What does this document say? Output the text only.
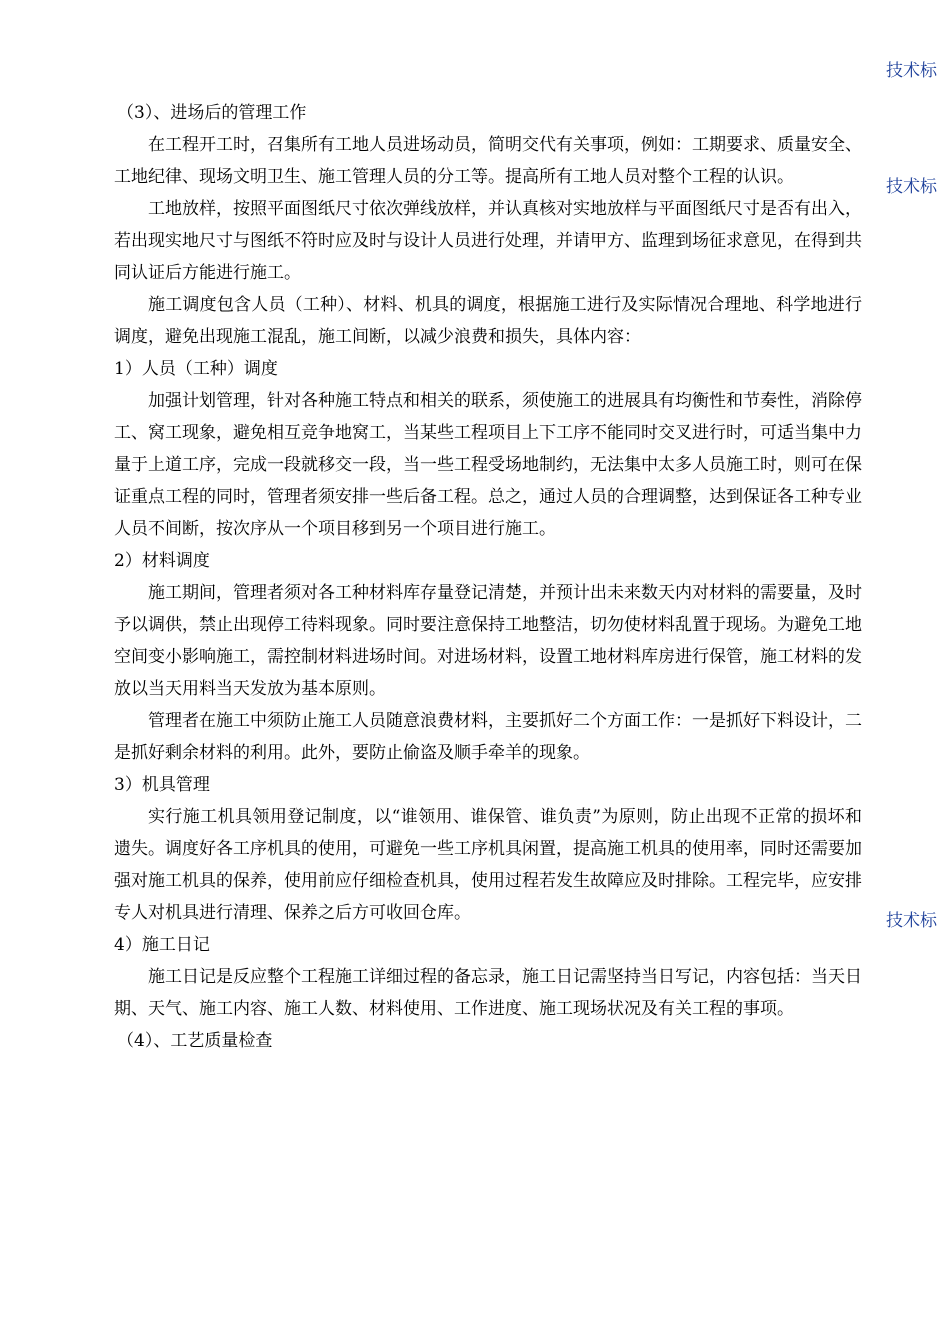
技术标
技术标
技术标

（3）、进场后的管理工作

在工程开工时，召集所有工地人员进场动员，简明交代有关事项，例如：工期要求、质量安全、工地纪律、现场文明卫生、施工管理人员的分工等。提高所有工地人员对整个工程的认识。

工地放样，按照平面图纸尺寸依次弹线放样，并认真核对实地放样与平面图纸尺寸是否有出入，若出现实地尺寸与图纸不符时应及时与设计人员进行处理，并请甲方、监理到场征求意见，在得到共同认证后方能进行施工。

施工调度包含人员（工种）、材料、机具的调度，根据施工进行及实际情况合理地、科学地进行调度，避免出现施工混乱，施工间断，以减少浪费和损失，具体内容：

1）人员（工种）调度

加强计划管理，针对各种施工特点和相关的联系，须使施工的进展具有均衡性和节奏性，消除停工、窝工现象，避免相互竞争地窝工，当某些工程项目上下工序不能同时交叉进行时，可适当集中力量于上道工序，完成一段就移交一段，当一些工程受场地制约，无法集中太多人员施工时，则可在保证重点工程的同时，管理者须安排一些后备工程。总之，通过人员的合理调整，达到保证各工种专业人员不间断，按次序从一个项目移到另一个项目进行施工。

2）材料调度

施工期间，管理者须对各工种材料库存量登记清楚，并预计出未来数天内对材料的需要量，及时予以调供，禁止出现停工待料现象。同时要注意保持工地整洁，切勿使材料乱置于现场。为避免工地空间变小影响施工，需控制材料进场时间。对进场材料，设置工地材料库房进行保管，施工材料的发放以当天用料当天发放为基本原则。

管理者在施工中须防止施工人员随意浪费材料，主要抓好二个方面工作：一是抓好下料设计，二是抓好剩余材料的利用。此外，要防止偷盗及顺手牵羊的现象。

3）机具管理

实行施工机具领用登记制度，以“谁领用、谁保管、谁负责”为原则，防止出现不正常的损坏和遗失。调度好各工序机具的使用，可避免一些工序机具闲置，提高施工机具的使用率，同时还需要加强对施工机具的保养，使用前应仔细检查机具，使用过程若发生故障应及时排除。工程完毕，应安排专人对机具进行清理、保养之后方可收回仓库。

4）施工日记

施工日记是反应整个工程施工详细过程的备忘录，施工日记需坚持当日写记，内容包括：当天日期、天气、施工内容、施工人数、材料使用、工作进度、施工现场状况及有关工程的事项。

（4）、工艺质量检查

==

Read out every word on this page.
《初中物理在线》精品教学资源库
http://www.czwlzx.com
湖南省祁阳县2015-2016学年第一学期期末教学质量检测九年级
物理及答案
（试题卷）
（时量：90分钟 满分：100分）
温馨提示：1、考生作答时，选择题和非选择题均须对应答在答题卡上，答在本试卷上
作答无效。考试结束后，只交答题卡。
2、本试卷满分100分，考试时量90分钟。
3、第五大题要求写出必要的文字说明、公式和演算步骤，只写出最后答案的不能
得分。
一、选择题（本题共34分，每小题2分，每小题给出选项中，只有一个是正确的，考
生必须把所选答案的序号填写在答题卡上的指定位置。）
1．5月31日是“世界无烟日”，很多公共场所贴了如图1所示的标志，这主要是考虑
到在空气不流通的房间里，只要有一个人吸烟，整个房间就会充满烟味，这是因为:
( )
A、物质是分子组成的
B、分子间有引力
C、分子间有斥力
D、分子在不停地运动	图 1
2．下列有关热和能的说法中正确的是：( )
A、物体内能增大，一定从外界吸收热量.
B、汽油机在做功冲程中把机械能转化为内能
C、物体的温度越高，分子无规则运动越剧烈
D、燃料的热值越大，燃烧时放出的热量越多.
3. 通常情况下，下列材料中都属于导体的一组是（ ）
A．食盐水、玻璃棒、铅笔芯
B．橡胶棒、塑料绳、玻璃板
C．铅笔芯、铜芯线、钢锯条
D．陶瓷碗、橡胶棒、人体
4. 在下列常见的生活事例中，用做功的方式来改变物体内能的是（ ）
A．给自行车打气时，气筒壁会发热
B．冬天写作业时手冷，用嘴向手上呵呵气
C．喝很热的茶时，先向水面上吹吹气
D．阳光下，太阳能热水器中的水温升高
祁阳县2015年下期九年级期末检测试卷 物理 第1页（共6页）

The request:
Gather each line of the listing containing the word "this" and show it.

Solution to the exercise:
What does this document say? Output the text only.
Read out every word on this page.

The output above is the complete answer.